- EXERCISE DIRECTIONS
Each entry below is to be transcribed exactly.

————————

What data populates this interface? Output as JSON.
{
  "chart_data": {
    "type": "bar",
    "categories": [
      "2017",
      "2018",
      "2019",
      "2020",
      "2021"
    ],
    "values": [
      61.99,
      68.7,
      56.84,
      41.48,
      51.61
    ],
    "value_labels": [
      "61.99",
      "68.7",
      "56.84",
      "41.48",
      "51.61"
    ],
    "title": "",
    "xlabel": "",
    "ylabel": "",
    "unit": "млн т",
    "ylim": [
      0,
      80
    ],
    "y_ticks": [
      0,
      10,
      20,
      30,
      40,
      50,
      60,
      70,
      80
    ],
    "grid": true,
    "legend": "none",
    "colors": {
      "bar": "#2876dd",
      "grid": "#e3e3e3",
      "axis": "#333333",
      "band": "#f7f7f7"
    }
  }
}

————————

- OUTPUT OF THE TASK
What data populates this interface? Output as JSON.
{
  "chart_data": {
    "type": "bar",
    "categories": [
      "2017",
      "2018",
      "2019",
      "2020",
      "2021"
    ],
    "values": [
      61.99,
      68.7,
      56.84,
      41.48,
      51.61
    ],
    "value_labels": [
      "61.99",
      "68.7",
      "56.84",
      "41.48",
      "51.61"
    ],
    "title": "",
    "xlabel": "",
    "ylabel": "",
    "unit": "млн т",
    "ylim": [
      0,
      80
    ],
    "y_ticks": [
      0,
      10,
      20,
      30,
      40,
      50,
      60,
      70,
      80
    ],
    "grid": true,
    "legend": "none",
    "colors": {
      "bar": "#2876dd",
      "grid": "#e3e3e3",
      "axis": "#333333",
      "band": "#f7f7f7"
    }
  }
}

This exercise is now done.